**Short task:** Print out the entries below with no edits.

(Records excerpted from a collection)
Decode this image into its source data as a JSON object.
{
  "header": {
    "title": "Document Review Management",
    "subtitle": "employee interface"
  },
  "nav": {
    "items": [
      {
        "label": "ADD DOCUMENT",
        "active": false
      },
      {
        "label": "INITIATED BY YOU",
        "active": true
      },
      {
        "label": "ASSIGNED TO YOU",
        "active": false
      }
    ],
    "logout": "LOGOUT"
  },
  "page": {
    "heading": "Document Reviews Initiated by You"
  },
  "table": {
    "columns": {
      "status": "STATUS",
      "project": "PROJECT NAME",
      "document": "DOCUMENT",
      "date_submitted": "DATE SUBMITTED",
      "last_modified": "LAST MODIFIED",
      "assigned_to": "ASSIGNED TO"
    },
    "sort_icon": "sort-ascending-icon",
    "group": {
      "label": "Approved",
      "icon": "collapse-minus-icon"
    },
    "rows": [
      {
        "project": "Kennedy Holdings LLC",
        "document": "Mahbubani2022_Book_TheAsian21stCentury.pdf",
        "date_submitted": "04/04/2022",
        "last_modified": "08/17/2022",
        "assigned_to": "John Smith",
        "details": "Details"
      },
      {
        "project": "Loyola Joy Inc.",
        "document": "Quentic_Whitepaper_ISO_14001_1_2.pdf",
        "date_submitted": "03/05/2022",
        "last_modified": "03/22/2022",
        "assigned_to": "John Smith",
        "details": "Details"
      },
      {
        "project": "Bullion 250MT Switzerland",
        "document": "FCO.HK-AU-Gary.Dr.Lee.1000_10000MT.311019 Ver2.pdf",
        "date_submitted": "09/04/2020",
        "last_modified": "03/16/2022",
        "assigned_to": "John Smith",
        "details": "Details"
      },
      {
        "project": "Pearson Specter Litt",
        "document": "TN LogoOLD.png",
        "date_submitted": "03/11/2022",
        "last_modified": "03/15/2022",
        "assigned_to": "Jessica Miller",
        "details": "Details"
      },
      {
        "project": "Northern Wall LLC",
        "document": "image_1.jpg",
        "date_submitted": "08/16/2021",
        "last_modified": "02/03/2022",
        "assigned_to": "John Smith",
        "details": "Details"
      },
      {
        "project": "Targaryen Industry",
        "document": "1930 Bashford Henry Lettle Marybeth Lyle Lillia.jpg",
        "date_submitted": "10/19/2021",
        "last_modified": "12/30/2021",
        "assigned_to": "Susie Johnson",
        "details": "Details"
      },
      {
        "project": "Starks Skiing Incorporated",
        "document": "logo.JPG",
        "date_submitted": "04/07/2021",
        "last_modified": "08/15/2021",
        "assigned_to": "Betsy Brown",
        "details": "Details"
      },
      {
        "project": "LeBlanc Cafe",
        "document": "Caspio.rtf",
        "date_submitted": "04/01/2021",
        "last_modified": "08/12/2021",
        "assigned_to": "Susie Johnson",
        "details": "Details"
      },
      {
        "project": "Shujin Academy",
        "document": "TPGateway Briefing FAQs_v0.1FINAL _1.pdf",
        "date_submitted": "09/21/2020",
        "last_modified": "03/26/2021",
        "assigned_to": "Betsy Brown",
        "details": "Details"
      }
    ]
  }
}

**The solution:**
Decode this image into its source data as a JSON object.
{
  "header": {
    "title": "Document Review Management",
    "subtitle": "employee interface"
  },
  "nav": {
    "items": [
      {
        "label": "ADD DOCUMENT",
        "active": false
      },
      {
        "label": "INITIATED BY YOU",
        "active": true
      },
      {
        "label": "ASSIGNED TO YOU",
        "active": false
      }
    ],
    "logout": "LOGOUT"
  },
  "page": {
    "heading": "Document Reviews Initiated by You"
  },
  "table": {
    "columns": {
      "status": "STATUS",
      "project": "PROJECT NAME",
      "document": "DOCUMENT",
      "date_submitted": "DATE SUBMITTED",
      "last_modified": "LAST MODIFIED",
      "assigned_to": "ASSIGNED TO"
    },
    "sort_icon": "sort-ascending-icon",
    "group": {
      "label": "Approved",
      "icon": "collapse-minus-icon"
    },
    "rows": [
      {
        "project": "Kennedy Holdings LLC",
        "document": "Mahbubani2022_Book_TheAsian21stCentury.pdf",
        "date_submitted": "04/04/2022",
        "last_modified": "08/17/2022",
        "assigned_to": "John Smith",
        "details": "Details"
      },
      {
        "project": "Loyola Joy Inc.",
        "document": "Quentic_Whitepaper_ISO_14001_1_2.pdf",
        "date_submitted": "03/05/2022",
        "last_modified": "03/22/2022",
        "assigned_to": "John Smith",
        "details": "Details"
      },
      {
        "project": "Bullion 250MT Switzerland",
        "document": "FCO.HK-AU-Gary.Dr.Lee.1000_10000MT.311019 Ver2.pdf",
        "date_submitted": "09/04/2020",
        "last_modified": "03/16/2022",
        "assigned_to": "John Smith",
        "details": "Details"
      },
      {
        "project": "Pearson Specter Litt",
        "document": "TN LogoOLD.png",
        "date_submitted": "03/11/2022",
        "last_modified": "03/15/2022",
        "assigned_to": "Jessica Miller",
        "details": "Details"
      },
      {
        "project": "Northern Wall LLC",
        "document": "image_1.jpg",
        "date_submitted": "08/16/2021",
        "last_modified": "02/03/2022",
        "assigned_to": "John Smith",
        "details": "Details"
      },
      {
        "project": "Targaryen Industry",
        "document": "1930 Bashford Henry Lettle Marybeth Lyle Lillia.jpg",
        "date_submitted": "10/19/2021",
        "last_modified": "12/30/2021",
        "assigned_to": "Susie Johnson",
        "details": "Details"
      },
      {
        "project": "Starks Skiing Incorporated",
        "document": "logo.JPG",
        "date_submitted": "04/07/2021",
        "last_modified": "08/15/2021",
        "assigned_to": "Betsy Brown",
        "details": "Details"
      },
      {
        "project": "LeBlanc Cafe",
        "document": "Caspio.rtf",
        "date_submitted": "04/01/2021",
        "last_modified": "08/12/2021",
        "assigned_to": "Susie Johnson",
        "details": "Details"
      },
      {
        "project": "Shujin Academy",
        "document": "TPGateway Briefing FAQs_v0.1FINAL _1.pdf",
        "date_submitted": "09/21/2020",
        "last_modified": "03/26/2021",
        "assigned_to": "Betsy Brown",
        "details": "Details"
      }
    ]
  }
}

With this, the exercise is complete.